== SUPPLIED DATA
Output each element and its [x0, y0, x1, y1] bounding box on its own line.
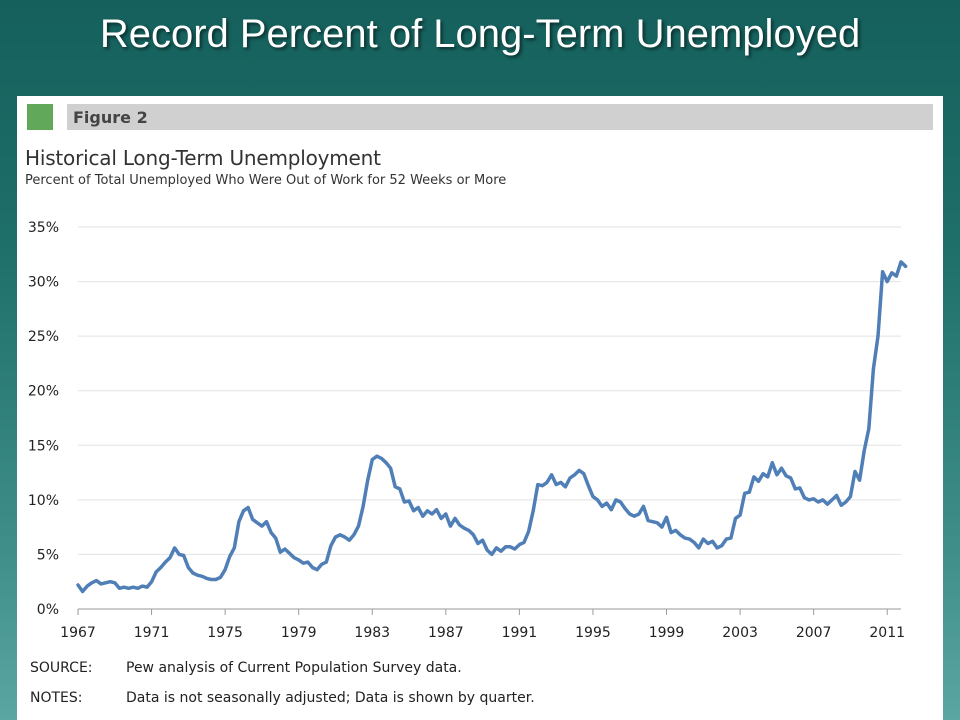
x-tick-label: 1991 — [502, 625, 538, 641]
x-tick-label: 2007 — [796, 625, 832, 641]
y-tick-label: 30% — [28, 275, 59, 291]
chart-title: Historical Long-Term Unemployment — [25, 146, 381, 170]
notes-row: NOTES: Data is not seasonally adjusted; D… — [30, 690, 535, 706]
source-text: Pew analysis of Current Population Surve… — [126, 660, 462, 676]
figure-panel: Figure 2 Historical Long-Term Unemployme… — [17, 96, 943, 720]
y-tick-label: 35% — [28, 220, 59, 236]
x-tick-label: 1983 — [354, 625, 390, 641]
notes-text: Data is not seasonally adjusted; Data is… — [126, 690, 535, 706]
y-tick-label: 20% — [28, 384, 59, 400]
figure-label: Figure 2 — [73, 108, 148, 127]
x-tick-label: 1967 — [60, 625, 96, 641]
x-tick-label: 1987 — [428, 625, 464, 641]
x-tick-label: 2003 — [722, 625, 758, 641]
series-line — [76, 260, 908, 594]
y-tick-label: 5% — [37, 547, 59, 563]
x-tick-label: 1971 — [134, 625, 170, 641]
source-row: SOURCE: Pew analysis of Current Populatio… — [30, 660, 462, 676]
x-tick-label: 1975 — [207, 625, 243, 641]
slide-title: Record Percent of Long-Term Unemployed — [99, 12, 861, 56]
y-tick-label: 0% — [37, 602, 59, 618]
x-tick-label: 2011 — [869, 625, 905, 641]
x-tick-label: 1999 — [649, 625, 685, 641]
figure-header-bar — [67, 104, 933, 130]
y-tick-label: 10% — [28, 493, 59, 509]
x-tick-label: 1979 — [281, 625, 317, 641]
figure-accent-square — [27, 104, 53, 130]
chart-subtitle: Percent of Total Unemployed Who Were Out… — [25, 173, 507, 188]
source-key: SOURCE: — [30, 660, 93, 676]
x-tick-label: 1995 — [575, 625, 611, 641]
y-tick-label: 25% — [28, 329, 59, 345]
line-chart: 0% 5% 10% 15% 20% 25% 30% 35% 1967 1971 1975 1979 19… — [28, 220, 908, 641]
y-tick-label: 15% — [28, 438, 59, 454]
notes-key: NOTES: — [30, 690, 83, 706]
====
> EXERCISE TASK
Reproduce all of the lines above, replacing every "x-tick-label" with "x-axis-label" and leaving everything else unchanged. Leave the picture out.

> RESULT
Output each element and its [x0, y0, x1, y1] bounding box on its own line.
x-axis-label: 1991 — [502, 625, 538, 641]
x-axis-label: 2007 — [796, 625, 832, 641]
y-tick-label: 30% — [28, 275, 59, 291]
chart-title: Historical Long-Term Unemployment — [25, 146, 381, 170]
notes-row: NOTES: Data is not seasonally adjusted; D… — [30, 690, 535, 706]
source-text: Pew analysis of Current Population Surve… — [126, 660, 462, 676]
figure-panel: Figure 2 Historical Long-Term Unemployme… — [17, 96, 943, 720]
y-tick-label: 35% — [28, 220, 59, 236]
x-axis-label: 1983 — [354, 625, 390, 641]
notes-text: Data is not seasonally adjusted; Data is… — [126, 690, 535, 706]
y-tick-label: 20% — [28, 384, 59, 400]
figure-label: Figure 2 — [73, 108, 148, 127]
x-axis-label: 1967 — [60, 625, 96, 641]
x-axis-label: 1987 — [428, 625, 464, 641]
x-axis-label: 2003 — [722, 625, 758, 641]
series-line — [76, 260, 908, 594]
y-tick-label: 5% — [37, 547, 59, 563]
x-axis-label: 1971 — [134, 625, 170, 641]
source-row: SOURCE: Pew analysis of Current Populatio… — [30, 660, 462, 676]
x-axis-label: 1975 — [207, 625, 243, 641]
slide-title: Record Percent of Long-Term Unemployed — [99, 12, 861, 56]
y-tick-label: 0% — [37, 602, 59, 618]
x-axis-label: 2011 — [869, 625, 905, 641]
x-axis-label: 1999 — [649, 625, 685, 641]
figure-header-bar — [67, 104, 933, 130]
y-tick-label: 10% — [28, 493, 59, 509]
x-axis-label: 1979 — [281, 625, 317, 641]
figure-accent-square — [27, 104, 53, 130]
chart-subtitle: Percent of Total Unemployed Who Were Out… — [25, 173, 507, 188]
source-key: SOURCE: — [30, 660, 93, 676]
x-axis-label: 1995 — [575, 625, 611, 641]
y-tick-label: 25% — [28, 329, 59, 345]
line-chart: 0% 5% 10% 15% 20% 25% 30% 35% 1967 1971 1975 1979 19… — [28, 220, 908, 641]
y-tick-label: 15% — [28, 438, 59, 454]
notes-key: NOTES: — [30, 690, 83, 706]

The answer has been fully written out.